──────── ФРАГМЕНТ ДОКУМЕНТА

Двойственность позиции писателя сказалась и во внутреннем столкновении его самого как художника с самим же собой как публицистом и общественным деятелем. Гимны красоте, искусству, воздействию его на мир соседствовали в «Выбранных местах… » с недоверием к художеству, с резонёрскими дидактиками, почти прописями официозного характера, искусству внеположенными и даже по сути своей враждебными. Гоголю мало было быть художником. Он хотел быть «спасителем России», «учителем жизни». В Гоголе — предвестие неистовых публицистических призывов Достоевского («Смирись, гордый человек!») и проблемы соотношения нравственности и искусства у Льва Толстого. Однако ни Достоевский, ни тем более «великий бунтовщик» и «великий нигилист» Толстой не строили свою веру в «спасение России» на честном и в каком-то смысле идеальном выполнении казённой службы. А Гоголь строил свою веру именно на этом и пропел панегирик тому, над чем недавно насмехался, все недостатки свалив на плохо понимающих свои должности исполнителей: «Мы с вами ещё не так давно рассуждали обо всех должностях, какие ни есть в нашем государстве. Рассматривая каждую в её законных пределах, мы находили, что они именно то, что им следует быть, все до единой как бы свыше созданы для нас с тем, чтобы отвечать на все потребности нашего государственного быта, и все сделались не тем оттого, что всяк, как бы наперерыв, старался или расширить пределы своей должности, или даже вовсе выступить из её пределов»{169}.

────────────────

* **ТЕКСТОВОЕ ЗАДАНИЕ 1**: Чем, согласно приведённой во фрагменте о Гоголе цитате, объясняется то, что все должности «сделались не тем»? Ответьте в одном–трёх предложениях.

──────── МАТЕРИАЛ ЗАДАНИЯ

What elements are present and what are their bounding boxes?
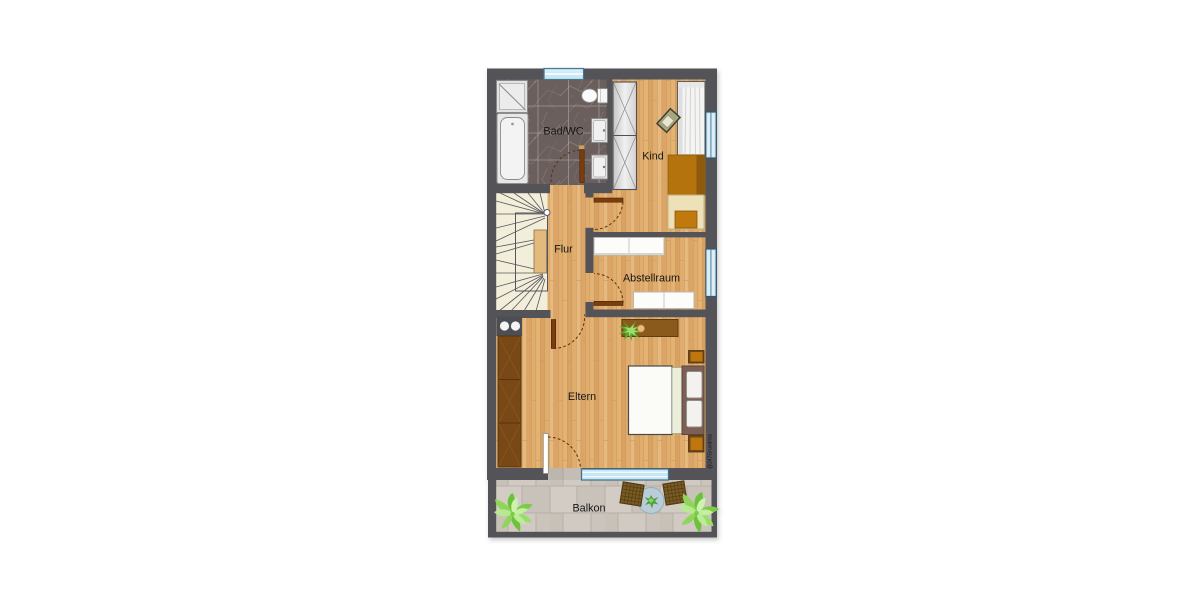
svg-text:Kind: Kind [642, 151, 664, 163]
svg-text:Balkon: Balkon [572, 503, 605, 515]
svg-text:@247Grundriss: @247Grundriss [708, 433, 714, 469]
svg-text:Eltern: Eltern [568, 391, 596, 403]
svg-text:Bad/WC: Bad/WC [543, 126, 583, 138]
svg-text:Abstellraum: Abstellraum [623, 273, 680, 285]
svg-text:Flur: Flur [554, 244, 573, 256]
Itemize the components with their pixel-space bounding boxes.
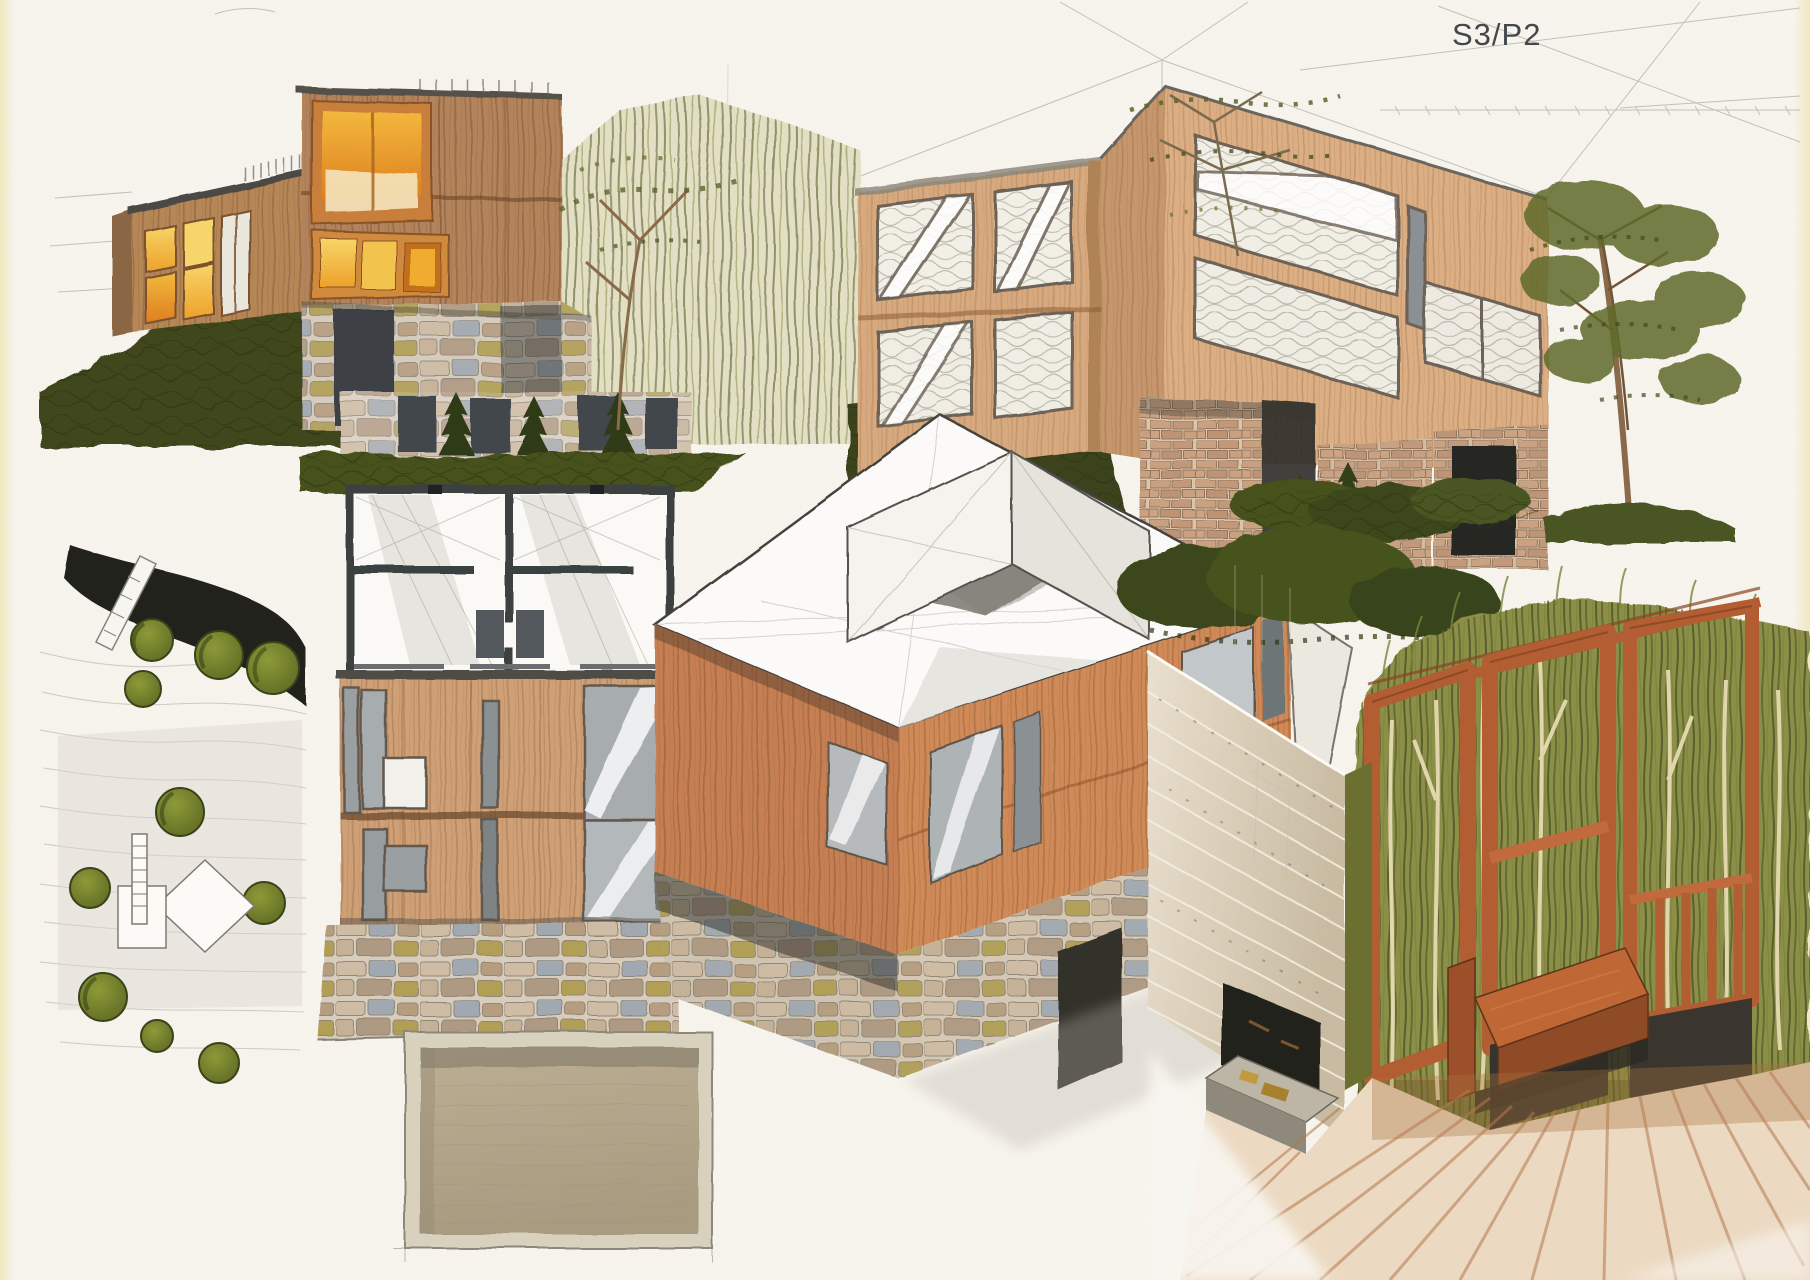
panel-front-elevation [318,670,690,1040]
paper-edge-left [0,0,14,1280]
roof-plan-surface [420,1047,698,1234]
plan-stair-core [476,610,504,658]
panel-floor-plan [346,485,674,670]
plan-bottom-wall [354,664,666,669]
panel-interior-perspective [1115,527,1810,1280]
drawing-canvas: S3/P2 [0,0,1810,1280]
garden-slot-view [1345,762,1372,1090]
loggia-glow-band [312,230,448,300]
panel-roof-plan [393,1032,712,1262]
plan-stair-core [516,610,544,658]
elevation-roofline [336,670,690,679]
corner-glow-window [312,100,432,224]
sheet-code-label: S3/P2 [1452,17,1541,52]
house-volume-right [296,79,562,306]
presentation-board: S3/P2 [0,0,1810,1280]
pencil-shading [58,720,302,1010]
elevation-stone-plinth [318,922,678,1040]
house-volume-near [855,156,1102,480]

────────────────

* **ТЕКСТОВОЕ ЗАДАНИЕ 2**: Перепишите слово в слово строки материала, начиная со строки с «svg-text:Kind: Kind [642, 151, 664, 163]» и заканчивая последней из этих строк включительно. Изображения в ответ не включайте.

* **ОЖИДАЕМЫЙ ОТВЕТ 1**: Тем, что всякий, как бы наперерыв, старался либо расширить пределы своей должности, либо вовсе выступить из её пределов. Сами должности, если рассматривать их в законных пределах, признаются именно тем, чем им следует быть.

* **ОЖИДАЕМЫЙ ОТВЕТ 2**:
svg-text:Kind: Kind [642, 151, 664, 163]
svg-text:Balkon: Balkon [572, 503, 605, 515]
svg-text:@247Grundriss: @247Grundriss [708, 433, 714, 469]
svg-text:Eltern: Eltern [568, 391, 596, 403]
svg-text:Bad/WC: Bad/WC [543, 126, 583, 138]
svg-text:Abstellraum: Abstellraum [623, 273, 680, 285]
svg-text:Flur: Flur [554, 244, 573, 256]
Itemize the components with their pixel-space bounding boxes.
panel-front-elevation [318,670,690,1040]
paper-edge-left [0,0,14,1280]
roof-plan-surface [420,1047,698,1234]
plan-stair-core [476,610,504,658]
panel-floor-plan [346,485,674,670]
plan-bottom-wall [354,664,666,669]
panel-interior-perspective [1115,527,1810,1280]
drawing-canvas: S3/P2 [0,0,1810,1280]
garden-slot-view [1345,762,1372,1090]
loggia-glow-band [312,230,448,300]
panel-roof-plan [393,1032,712,1262]
plan-stair-core [516,610,544,658]
elevation-roofline [336,670,690,679]
corner-glow-window [312,100,432,224]
sheet-code-label: S3/P2 [1452,17,1541,52]
house-volume-right [296,79,562,306]
presentation-board: S3/P2 [0,0,1810,1280]
pencil-shading [58,720,302,1010]
elevation-stone-plinth [318,922,678,1040]
house-volume-near [855,156,1102,480]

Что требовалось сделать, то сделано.